# Start of DATA RECORDS

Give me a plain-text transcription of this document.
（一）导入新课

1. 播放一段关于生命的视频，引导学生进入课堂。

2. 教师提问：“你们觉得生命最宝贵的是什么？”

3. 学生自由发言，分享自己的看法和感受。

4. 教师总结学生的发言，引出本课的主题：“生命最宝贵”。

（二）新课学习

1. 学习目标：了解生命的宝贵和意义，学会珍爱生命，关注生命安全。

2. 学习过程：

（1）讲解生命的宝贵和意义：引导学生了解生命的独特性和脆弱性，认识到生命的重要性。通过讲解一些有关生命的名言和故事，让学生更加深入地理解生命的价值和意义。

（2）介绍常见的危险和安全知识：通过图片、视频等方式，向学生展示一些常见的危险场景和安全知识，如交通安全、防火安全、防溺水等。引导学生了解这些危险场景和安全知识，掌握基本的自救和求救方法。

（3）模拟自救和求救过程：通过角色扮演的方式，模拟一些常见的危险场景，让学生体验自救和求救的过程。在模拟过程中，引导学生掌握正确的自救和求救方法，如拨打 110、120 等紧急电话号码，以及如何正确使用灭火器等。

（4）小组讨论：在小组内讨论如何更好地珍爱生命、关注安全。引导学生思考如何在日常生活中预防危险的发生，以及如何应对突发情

# End of DATA RECORDS

» **SHORT PROBLEM**
All of the data must be returned exactly.

» **ANSWER IN FULL**
Give me a plain-text transcription of this document.
（一）导入新课

1. 播放一段关于生命的视频，引导学生进入课堂。

2. 教师提问：“你们觉得生命最宝贵的是什么？”

3. 学生自由发言，分享自己的看法和感受。

4. 教师总结学生的发言，引出本课的主题：“生命最宝贵”。

（二）新课学习

1. 学习目标：了解生命的宝贵和意义，学会珍爱生命，关注生命安全。

2. 学习过程：

（1）讲解生命的宝贵和意义：引导学生了解生命的独特性和脆弱性，认识到生命的重要性。通过讲解一些有关生命的名言和故事，让学生更加深入地理解生命的价值和意义。

（2）介绍常见的危险和安全知识：通过图片、视频等方式，向学生展示一些常见的危险场景和安全知识，如交通安全、防火安全、防溺水等。引导学生了解这些危险场景和安全知识，掌握基本的自救和求救方法。

（3）模拟自救和求救过程：通过角色扮演的方式，模拟一些常见的危险场景，让学生体验自救和求救的过程。在模拟过程中，引导学生掌握正确的自救和求救方法，如拨打 110、120 等紧急电话号码，以及如何正确使用灭火器等。

（4）小组讨论：在小组内讨论如何更好地珍爱生命、关注安全。引导学生思考如何在日常生活中预防危险的发生，以及如何应对突发情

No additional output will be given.